Extracted data entries

______

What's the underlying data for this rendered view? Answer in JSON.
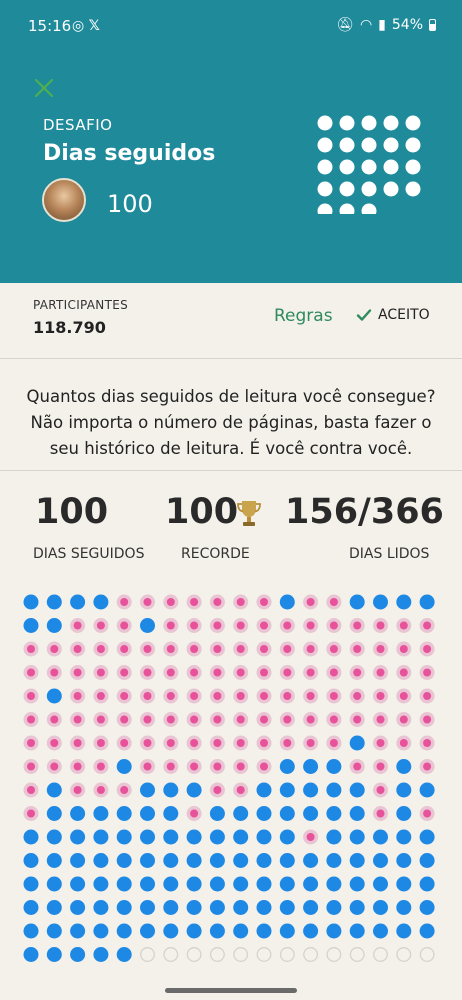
{
  "status_bar": {
    "time": "15:16",
    "icons_left": [
      "whatsapp-icon",
      "x-icon"
    ],
    "icons_right": [
      "mute-icon",
      "wifi-icon",
      "signal-icon"
    ],
    "battery": "54%"
  },
  "challenge": {
    "kicker": "DESAFIO",
    "title": "Dias seguidos",
    "user_count": "100",
    "header_dots": 23
  },
  "info": {
    "participants_label": "PARTICIPANTES",
    "participants_value": "118.790",
    "rules_label": "Regras",
    "accepted_label": "ACEITO"
  },
  "description": "Quantos dias seguidos de leitura você consegue? Não importa o número de páginas, basta fazer o seu histórico de leitura. É você contra você.",
  "stats": {
    "streak_value": "100",
    "streak_label": "DIAS SEGUIDOS",
    "record_value": "100",
    "record_label": "RECORDE",
    "days_read_value": "156/366",
    "days_read_label": "DIAS LIDOS"
  },
  "calendar": {
    "columns": 18,
    "rows": [
      "BBBBPPPPPPPBPPBBBB",
      "BBPPPBPPPPPPPPPPPP",
      "PPPPPPPPPPPPPPPPPP",
      "PPPPPPPPPPPPPPPPPP",
      "PBPPPPPPPPPPPPPPPP",
      "PPPPPPPPPPPPPPPPPP",
      "PPPPPPPPPPPPPPBPPP",
      "PPPPBPPPPPPBBBPPBP",
      "PBPPPBBBPPBBBBBPBB",
      "PBBBBBBPBBBBBBBPBP",
      "BBBBBBBBBBBBPBBBBB",
      "BBBBBBBBBBBBBBBBBB",
      "BBBBBBBBBBBBBBBBBB",
      "BBBBBBBBBBBBBBBBBB",
      "BBBBBBBBBBBBBBBBBB",
      "BBBBBEEEEEEEEEEEEE"
    ],
    "colors": {
      "read": "#1e88e5",
      "missed": "#e8529a",
      "missed_ring": "#e9c4d3",
      "future": "#d6d3cc"
    }
  },
  "colors": {
    "header_bg": "#1f8a9a",
    "accent_green": "#2f8a5e",
    "page_bg": "#f3f1ea"
  }
}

______

• Your instructions: Omitting all images, retype each line of the records precisely.

• Exercise response:
What's the underlying data for this rendered view? Answer in JSON.
{
  "status_bar": {
    "time": "15:16",
    "icons_left": [
      "whatsapp-icon",
      "x-icon"
    ],
    "icons_right": [
      "mute-icon",
      "wifi-icon",
      "signal-icon"
    ],
    "battery": "54%"
  },
  "challenge": {
    "kicker": "DESAFIO",
    "title": "Dias seguidos",
    "user_count": "100",
    "header_dots": 23
  },
  "info": {
    "participants_label": "PARTICIPANTES",
    "participants_value": "118.790",
    "rules_label": "Regras",
    "accepted_label": "ACEITO"
  },
  "description": "Quantos dias seguidos de leitura você consegue? Não importa o número de páginas, basta fazer o seu histórico de leitura. É você contra você.",
  "stats": {
    "streak_value": "100",
    "streak_label": "DIAS SEGUIDOS",
    "record_value": "100",
    "record_label": "RECORDE",
    "days_read_value": "156/366",
    "days_read_label": "DIAS LIDOS"
  },
  "calendar": {
    "columns": 18,
    "rows": [
      "BBBBPPPPPPPBPPBBBB",
      "BBPPPBPPPPPPPPPPPP",
      "PPPPPPPPPPPPPPPPPP",
      "PPPPPPPPPPPPPPPPPP",
      "PBPPPPPPPPPPPPPPPP",
      "PPPPPPPPPPPPPPPPPP",
      "PPPPPPPPPPPPPPBPPP",
      "PPPPBPPPPPPBBBPPBP",
      "PBPPPBBBPPBBBBBPBB",
      "PBBBBBBPBBBBBBBPBP",
      "BBBBBBBBBBBBPBBBBB",
      "BBBBBBBBBBBBBBBBBB",
      "BBBBBBBBBBBBBBBBBB",
      "BBBBBBBBBBBBBBBBBB",
      "BBBBBBBBBBBBBBBBBB",
      "BBBBBEEEEEEEEEEEEE"
    ],
    "colors": {
      "read": "#1e88e5",
      "missed": "#e8529a",
      "missed_ring": "#e9c4d3",
      "future": "#d6d3cc"
    }
  },
  "colors": {
    "header_bg": "#1f8a9a",
    "accent_green": "#2f8a5e",
    "page_bg": "#f3f1ea"
  }
}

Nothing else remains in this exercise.